| STATED TASK |
Check every line of the entries below for the word "structure", and copy the ones that have it.

| EXTRACTED DATA |
--- --- ---
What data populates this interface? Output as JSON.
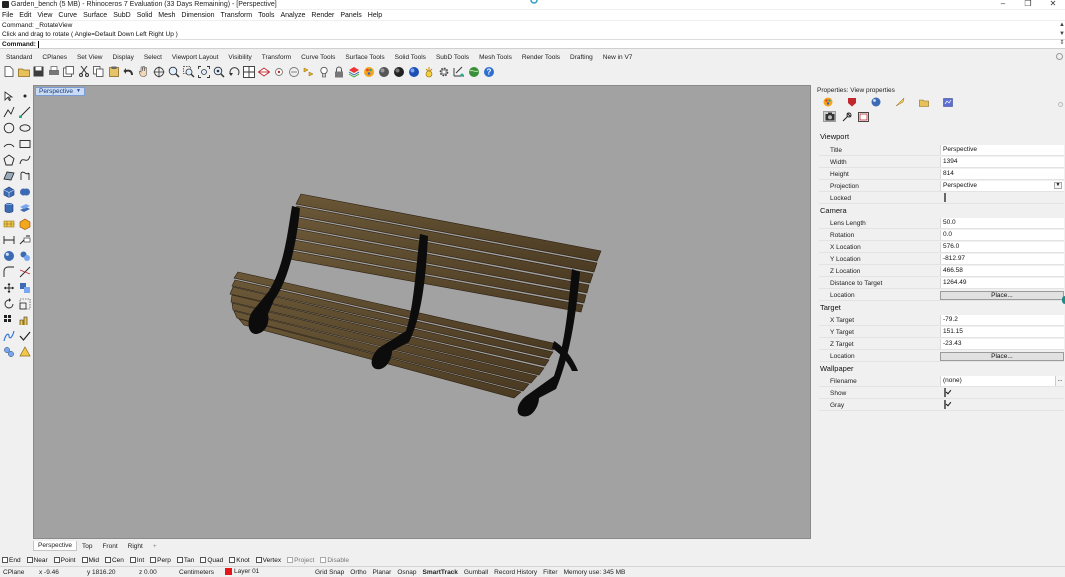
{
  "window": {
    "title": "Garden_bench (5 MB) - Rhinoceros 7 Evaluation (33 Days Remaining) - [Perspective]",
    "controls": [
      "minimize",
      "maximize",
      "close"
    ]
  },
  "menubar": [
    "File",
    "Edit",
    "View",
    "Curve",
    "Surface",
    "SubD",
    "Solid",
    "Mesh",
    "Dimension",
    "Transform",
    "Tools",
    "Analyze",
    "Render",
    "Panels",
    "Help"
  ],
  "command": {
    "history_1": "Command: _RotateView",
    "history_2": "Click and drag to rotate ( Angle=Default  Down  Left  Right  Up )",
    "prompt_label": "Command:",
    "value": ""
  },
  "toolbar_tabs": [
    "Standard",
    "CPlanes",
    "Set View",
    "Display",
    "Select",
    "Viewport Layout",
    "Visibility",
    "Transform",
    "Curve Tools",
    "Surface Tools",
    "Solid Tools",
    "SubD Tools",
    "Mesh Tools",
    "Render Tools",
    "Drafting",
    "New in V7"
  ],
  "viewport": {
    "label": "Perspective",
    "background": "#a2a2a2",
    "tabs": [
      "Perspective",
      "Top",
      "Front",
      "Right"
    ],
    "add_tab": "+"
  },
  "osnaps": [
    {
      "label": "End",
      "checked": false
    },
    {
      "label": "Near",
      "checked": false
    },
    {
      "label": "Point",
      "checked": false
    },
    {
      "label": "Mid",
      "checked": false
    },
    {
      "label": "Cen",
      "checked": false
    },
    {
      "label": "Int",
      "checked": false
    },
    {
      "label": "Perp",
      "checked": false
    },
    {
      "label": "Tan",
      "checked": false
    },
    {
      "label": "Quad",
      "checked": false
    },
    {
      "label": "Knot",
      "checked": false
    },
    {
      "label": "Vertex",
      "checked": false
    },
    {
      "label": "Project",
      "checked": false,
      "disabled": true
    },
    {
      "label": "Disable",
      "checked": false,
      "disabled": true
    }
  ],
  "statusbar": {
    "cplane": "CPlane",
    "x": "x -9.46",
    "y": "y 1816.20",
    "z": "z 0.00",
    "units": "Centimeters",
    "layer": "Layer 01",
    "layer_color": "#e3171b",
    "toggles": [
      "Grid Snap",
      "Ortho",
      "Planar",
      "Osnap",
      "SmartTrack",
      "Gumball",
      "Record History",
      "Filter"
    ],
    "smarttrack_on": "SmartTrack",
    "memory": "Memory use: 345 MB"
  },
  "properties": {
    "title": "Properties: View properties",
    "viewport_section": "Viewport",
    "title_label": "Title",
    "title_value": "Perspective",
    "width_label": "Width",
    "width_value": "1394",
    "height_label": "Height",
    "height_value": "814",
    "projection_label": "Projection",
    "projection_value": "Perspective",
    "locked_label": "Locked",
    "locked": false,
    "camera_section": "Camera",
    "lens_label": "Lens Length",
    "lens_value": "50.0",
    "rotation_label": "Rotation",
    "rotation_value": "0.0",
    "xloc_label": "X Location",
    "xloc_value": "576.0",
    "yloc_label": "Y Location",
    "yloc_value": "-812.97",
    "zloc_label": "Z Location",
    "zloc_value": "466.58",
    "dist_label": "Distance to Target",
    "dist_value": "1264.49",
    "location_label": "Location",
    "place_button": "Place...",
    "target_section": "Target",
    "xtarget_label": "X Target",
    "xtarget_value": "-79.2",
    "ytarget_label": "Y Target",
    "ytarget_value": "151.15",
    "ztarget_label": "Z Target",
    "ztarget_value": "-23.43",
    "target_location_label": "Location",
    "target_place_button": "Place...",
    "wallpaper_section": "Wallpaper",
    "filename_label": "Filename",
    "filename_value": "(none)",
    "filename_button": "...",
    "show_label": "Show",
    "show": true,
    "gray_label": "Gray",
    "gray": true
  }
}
--- --- ---
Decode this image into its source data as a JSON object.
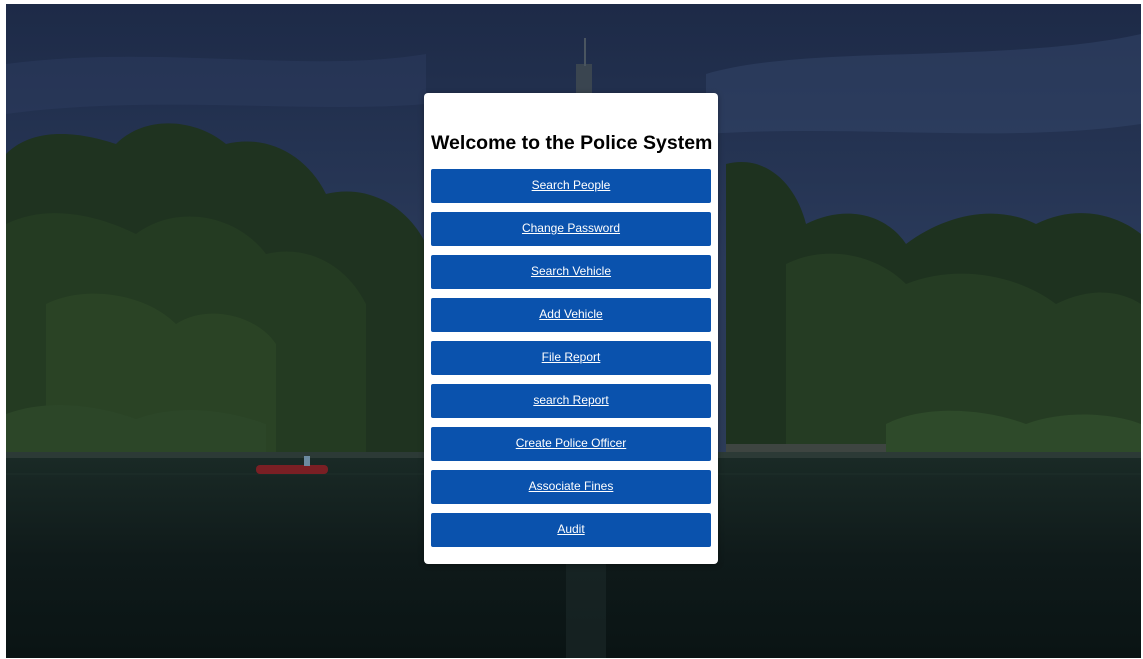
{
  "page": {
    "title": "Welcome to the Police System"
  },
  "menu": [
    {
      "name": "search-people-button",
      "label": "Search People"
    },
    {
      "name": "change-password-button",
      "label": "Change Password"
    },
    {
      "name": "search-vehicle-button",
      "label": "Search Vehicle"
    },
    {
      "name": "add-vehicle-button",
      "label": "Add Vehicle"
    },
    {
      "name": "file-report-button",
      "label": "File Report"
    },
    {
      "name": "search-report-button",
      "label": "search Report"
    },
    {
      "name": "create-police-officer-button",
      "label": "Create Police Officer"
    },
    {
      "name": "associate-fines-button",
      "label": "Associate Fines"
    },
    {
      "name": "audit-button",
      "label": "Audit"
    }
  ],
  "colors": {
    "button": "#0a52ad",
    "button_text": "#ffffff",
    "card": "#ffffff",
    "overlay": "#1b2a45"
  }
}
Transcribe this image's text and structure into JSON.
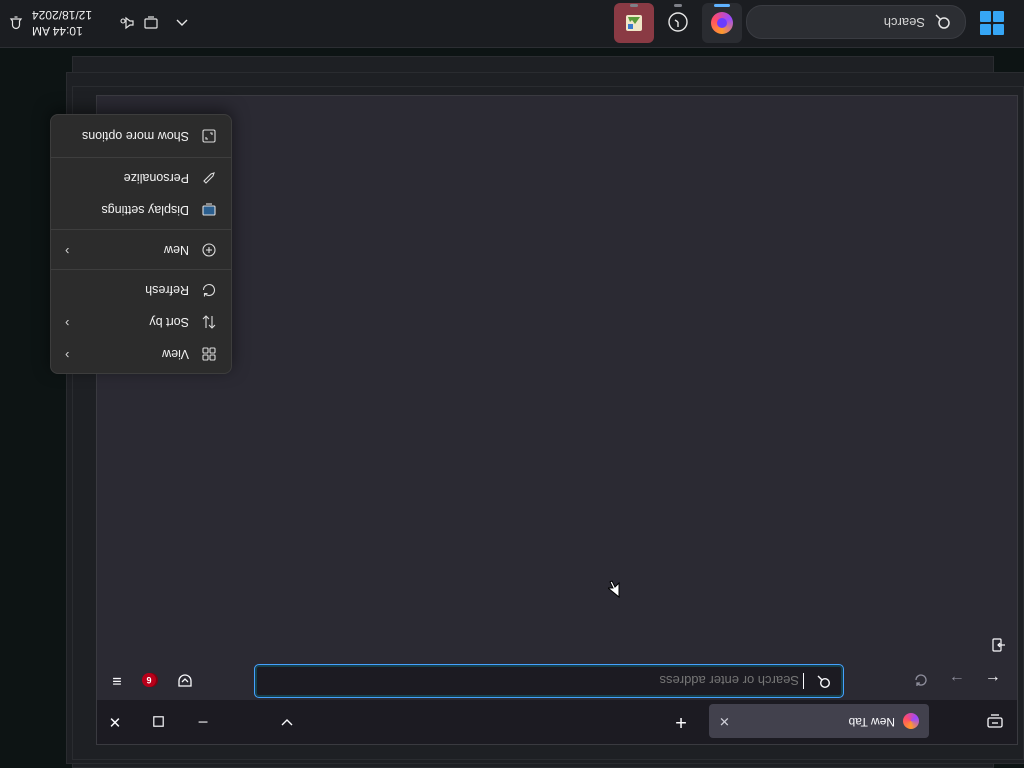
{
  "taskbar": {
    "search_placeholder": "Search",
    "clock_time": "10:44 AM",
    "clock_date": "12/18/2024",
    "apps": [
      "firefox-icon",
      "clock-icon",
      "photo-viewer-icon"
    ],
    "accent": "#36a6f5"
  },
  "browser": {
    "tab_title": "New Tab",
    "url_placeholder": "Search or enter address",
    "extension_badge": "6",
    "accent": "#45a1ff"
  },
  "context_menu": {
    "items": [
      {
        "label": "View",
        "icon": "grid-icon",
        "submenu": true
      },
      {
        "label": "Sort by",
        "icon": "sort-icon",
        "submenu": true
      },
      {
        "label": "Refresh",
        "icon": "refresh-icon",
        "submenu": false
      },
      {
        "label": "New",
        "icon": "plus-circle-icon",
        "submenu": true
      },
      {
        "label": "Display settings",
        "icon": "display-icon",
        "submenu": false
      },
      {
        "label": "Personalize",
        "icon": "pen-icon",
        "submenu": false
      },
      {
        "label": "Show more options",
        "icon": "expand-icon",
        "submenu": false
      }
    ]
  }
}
--- --- ---
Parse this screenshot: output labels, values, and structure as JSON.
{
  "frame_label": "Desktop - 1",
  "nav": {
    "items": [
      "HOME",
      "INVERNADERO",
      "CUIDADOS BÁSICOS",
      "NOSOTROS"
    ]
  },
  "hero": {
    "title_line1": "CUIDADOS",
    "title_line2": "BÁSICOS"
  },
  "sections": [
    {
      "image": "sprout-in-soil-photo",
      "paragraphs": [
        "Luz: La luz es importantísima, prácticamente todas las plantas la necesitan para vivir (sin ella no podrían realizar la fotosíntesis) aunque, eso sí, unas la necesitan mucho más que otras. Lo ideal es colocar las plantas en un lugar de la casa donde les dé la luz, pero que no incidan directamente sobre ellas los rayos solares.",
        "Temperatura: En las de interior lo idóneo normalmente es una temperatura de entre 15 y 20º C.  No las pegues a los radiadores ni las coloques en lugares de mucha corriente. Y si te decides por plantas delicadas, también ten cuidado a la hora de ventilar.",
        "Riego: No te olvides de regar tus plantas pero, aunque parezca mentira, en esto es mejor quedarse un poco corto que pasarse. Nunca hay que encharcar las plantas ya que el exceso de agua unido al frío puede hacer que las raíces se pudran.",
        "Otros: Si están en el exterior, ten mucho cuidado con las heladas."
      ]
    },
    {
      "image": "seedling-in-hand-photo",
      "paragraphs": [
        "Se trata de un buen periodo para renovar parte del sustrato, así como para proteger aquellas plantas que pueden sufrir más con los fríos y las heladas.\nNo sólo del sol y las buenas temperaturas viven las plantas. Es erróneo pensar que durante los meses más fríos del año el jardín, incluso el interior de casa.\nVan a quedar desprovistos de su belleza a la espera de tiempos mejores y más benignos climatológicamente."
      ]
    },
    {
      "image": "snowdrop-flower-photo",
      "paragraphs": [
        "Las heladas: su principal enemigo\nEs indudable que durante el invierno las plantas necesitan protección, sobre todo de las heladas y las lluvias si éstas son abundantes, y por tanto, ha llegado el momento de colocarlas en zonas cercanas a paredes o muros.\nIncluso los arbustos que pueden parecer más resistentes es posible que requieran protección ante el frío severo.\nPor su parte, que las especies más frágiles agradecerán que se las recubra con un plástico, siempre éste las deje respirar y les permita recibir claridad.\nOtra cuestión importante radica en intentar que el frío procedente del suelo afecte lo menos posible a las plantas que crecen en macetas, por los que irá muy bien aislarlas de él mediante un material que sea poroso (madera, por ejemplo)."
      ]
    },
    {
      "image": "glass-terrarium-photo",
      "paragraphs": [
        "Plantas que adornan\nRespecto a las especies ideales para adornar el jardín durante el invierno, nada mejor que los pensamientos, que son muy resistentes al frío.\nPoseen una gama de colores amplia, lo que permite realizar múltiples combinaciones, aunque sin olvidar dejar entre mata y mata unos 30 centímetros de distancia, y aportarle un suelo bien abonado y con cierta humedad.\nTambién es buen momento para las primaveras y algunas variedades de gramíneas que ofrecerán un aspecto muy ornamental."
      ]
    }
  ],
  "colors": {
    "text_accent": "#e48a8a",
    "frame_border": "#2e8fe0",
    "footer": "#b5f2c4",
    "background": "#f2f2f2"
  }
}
--- --- ---
| THE COMPLETED TASK |
Transcribe this image's text and structure into JSON.
Parse this screenshot: output labels, values, and structure as JSON.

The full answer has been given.